- Exercices -
1 > D'après le texte sur Méta 2, en quelle année Aurélie Masset a-t-elle rejoint Malik Ben Messaoud ?
2 > Dans les entrées, renommez « wall-segment » en « segment-de-mur » de la ligne contenant « room-label-4-3: 4,3 <box>340 » à celle contenant « extension-line <box>385 363 386 382</box> », puis redonnez seulement ces lignes, le reste inchangé.

- Bloc de texte -
■ ■ ■
Un projet artistique inclusif et collectif. Dès le début Méta 2 se présentait « comme un pôle de création en arts visuels, arts urbains et design, au service de projets artistiques inclusifs et collectifs faisant lien entre les habitants, les territoires et les artistes », rapporte la page de présentation du projet sur son site internet. L’artiste et sculpteur d’œuvres monumentales Malik Ben Messaoud en est le fondateur. L’homme a fait ses gammes artistiques auprès de Générik Vapeur, compagnie de théâtre de rue implantée dans la cité phocéenne, à Lieux Publics - le Centre National des Arts de la Rue et de l’Espace Public. Il s’est aussi installé un temps à la Friche de la Belle de Mai, ce parcours se déroulant à un moment où les artistes réinvestissaient l’espace public en intégrant dans leurs spectacles de grosses machineries et des sculptures géantes. Malik est un enfant du quartier Bassens, une cité difficile du 15e arrondissement de Marseille. Sans doute cela explique-t-il en partie l’orientation sociale donnée à son travail qu’il ne concevait pas comme exclusivement artistique. C’est sans doute pour ça aussi qu'il avait choisi Saint-Mauront pour y installer Méta 2.
L’art pour faire du lien et de la cohésion. « Son idée était de rendre l’art accessible à tous, d’en faire un vecteur de lien et de cohésion sociale. Cette vocation est inscrite dans l’ADN de Méta 2 depuis l’origine » assure Aurélie Masset. Cette artiste a rejoint Malik en 2001, « nous avons partagé nos vies communes et professionnelles » aime-t-elle à dire. « Il y a une douzaine d’années nous avons commencé à travailler à des créations participatives dans l’espace public » confie celle qui dirige la structure associative depuis la disparition de Malik Ben Messaoud en 2015.
■ ■ ■
Entrées enregistrées:
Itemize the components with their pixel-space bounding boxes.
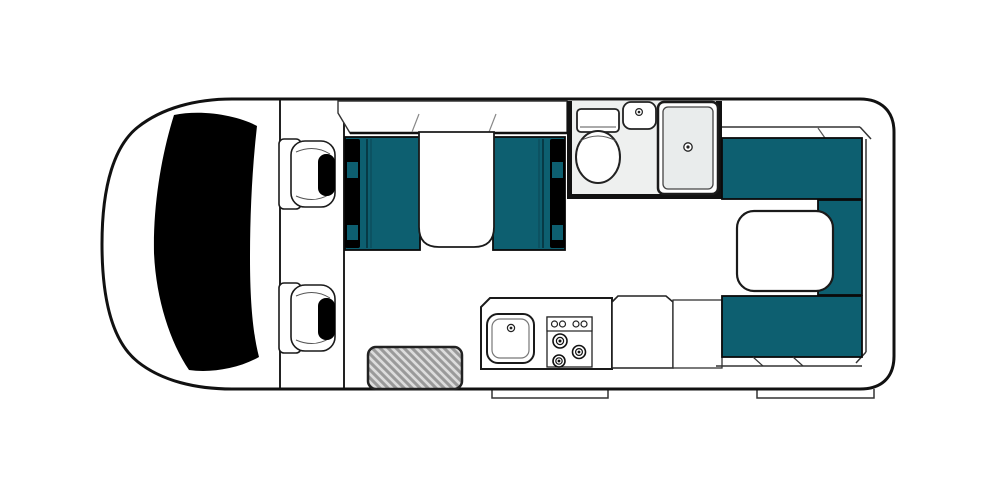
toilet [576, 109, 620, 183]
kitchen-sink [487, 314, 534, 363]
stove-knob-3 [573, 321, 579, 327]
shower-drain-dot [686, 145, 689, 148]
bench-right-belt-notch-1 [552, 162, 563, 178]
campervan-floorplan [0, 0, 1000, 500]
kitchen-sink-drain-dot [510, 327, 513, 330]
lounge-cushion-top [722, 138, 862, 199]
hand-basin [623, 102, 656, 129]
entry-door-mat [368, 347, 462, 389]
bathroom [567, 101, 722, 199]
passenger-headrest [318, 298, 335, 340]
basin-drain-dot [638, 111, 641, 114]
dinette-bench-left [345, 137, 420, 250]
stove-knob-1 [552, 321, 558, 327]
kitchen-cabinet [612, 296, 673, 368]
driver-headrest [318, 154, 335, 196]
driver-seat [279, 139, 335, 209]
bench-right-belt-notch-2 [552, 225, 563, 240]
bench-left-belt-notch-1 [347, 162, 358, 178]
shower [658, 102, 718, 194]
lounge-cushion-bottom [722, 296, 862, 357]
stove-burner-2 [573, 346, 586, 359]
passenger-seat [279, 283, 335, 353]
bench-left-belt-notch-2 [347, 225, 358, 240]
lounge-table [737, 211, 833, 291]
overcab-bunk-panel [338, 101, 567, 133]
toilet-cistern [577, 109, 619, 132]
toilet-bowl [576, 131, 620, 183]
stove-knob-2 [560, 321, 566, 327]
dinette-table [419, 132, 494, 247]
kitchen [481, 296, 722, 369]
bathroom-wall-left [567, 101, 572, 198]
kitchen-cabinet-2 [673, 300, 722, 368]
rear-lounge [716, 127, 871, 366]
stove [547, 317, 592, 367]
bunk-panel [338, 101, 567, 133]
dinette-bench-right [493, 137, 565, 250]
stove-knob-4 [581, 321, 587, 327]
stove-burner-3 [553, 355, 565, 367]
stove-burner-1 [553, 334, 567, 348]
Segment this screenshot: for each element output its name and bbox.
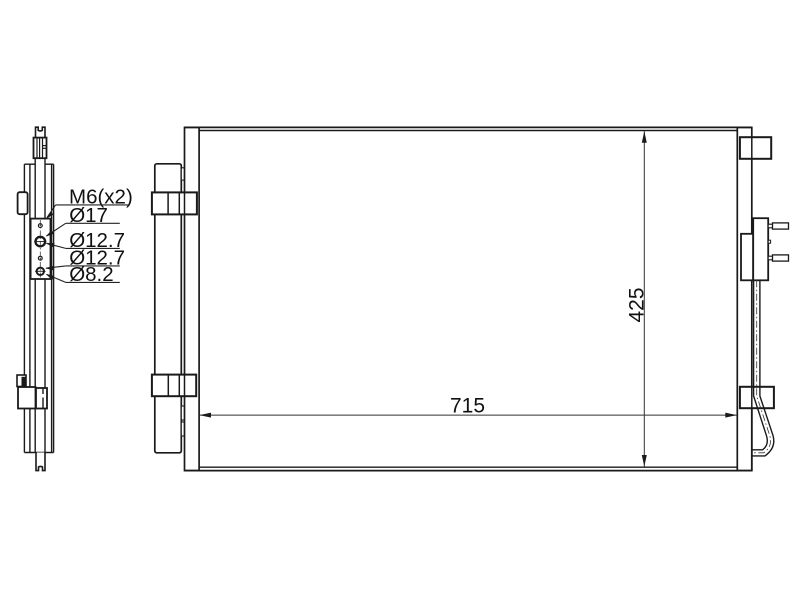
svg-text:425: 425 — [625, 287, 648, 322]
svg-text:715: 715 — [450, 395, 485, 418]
■ ■ ■
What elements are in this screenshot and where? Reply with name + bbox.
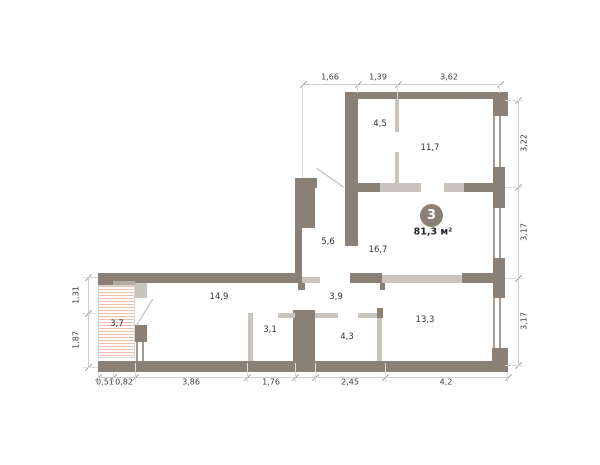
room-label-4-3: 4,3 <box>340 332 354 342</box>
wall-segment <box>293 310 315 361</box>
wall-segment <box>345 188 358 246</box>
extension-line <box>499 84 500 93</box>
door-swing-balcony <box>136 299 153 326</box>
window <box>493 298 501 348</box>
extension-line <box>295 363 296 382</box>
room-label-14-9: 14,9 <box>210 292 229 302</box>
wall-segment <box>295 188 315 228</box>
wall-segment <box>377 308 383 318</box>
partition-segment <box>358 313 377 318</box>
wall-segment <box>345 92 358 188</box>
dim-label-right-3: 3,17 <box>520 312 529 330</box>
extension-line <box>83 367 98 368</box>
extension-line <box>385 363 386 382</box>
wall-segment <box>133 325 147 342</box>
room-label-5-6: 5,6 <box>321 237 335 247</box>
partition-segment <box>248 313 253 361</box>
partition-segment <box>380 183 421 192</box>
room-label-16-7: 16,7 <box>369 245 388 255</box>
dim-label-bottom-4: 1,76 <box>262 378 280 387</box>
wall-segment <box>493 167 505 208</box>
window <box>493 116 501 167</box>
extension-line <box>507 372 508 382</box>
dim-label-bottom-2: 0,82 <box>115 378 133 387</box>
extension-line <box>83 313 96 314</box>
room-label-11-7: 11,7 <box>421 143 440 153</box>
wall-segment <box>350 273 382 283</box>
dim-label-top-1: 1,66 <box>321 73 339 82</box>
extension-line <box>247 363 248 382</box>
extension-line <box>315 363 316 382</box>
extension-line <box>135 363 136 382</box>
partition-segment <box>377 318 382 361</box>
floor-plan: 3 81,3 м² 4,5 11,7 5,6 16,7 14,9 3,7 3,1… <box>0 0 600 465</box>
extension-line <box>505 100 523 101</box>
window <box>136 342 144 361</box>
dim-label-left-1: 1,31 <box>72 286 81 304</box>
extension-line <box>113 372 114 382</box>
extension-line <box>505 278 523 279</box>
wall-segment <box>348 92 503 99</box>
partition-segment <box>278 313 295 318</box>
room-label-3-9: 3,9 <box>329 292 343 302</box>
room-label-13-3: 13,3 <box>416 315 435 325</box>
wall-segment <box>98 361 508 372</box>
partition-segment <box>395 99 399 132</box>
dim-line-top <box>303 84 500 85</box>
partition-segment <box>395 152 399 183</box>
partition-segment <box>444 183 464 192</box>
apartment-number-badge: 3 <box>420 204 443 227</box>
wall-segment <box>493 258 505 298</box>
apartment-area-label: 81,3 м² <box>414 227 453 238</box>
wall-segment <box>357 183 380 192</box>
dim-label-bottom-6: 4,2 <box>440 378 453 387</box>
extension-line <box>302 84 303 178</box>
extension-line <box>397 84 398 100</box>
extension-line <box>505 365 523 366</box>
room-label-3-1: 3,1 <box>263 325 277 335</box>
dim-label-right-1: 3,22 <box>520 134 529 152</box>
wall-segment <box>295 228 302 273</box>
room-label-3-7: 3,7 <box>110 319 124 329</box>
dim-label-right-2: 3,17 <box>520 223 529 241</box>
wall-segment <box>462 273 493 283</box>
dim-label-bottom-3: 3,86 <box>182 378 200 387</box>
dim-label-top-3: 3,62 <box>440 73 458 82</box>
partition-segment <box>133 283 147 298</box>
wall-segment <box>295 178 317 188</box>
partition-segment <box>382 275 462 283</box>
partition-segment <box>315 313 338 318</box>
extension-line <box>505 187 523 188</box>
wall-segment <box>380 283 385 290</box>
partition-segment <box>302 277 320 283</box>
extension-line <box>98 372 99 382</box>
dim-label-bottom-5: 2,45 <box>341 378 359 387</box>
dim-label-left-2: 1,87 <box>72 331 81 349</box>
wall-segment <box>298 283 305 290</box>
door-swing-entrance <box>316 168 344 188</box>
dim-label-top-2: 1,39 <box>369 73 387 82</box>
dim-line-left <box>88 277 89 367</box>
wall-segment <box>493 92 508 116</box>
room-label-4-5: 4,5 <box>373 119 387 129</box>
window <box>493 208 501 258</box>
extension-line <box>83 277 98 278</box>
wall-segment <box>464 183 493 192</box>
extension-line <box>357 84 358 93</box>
■ ■ ■
- Corrigé -
1 > En 2001.

2 >
room-label-4-3: 4,3 <box>340 332 354 342</box>
segment-de-mur <box>293 310 315 361</box>
segment-de-mur <box>345 188 358 246</box>
extension-line <box>499 84 500 93</box>
door-swing-balcony <box>136 299 153 326</box>
window <box>493 298 501 348</box>
extension-line <box>295 363 296 382</box>
room-label-14-9: 14,9 <box>210 292 229 302</box>
segment-de-mur <box>295 188 315 228</box>
segment-de-mur <box>377 308 383 318</box>
partition-segment <box>358 313 377 318</box>
segment-de-mur <box>345 92 358 188</box>
dim-label-right-3: 3,17 <box>520 312 529 330</box>
extension-line <box>83 367 98 368</box>
extension-line <box>385 363 386 382</box>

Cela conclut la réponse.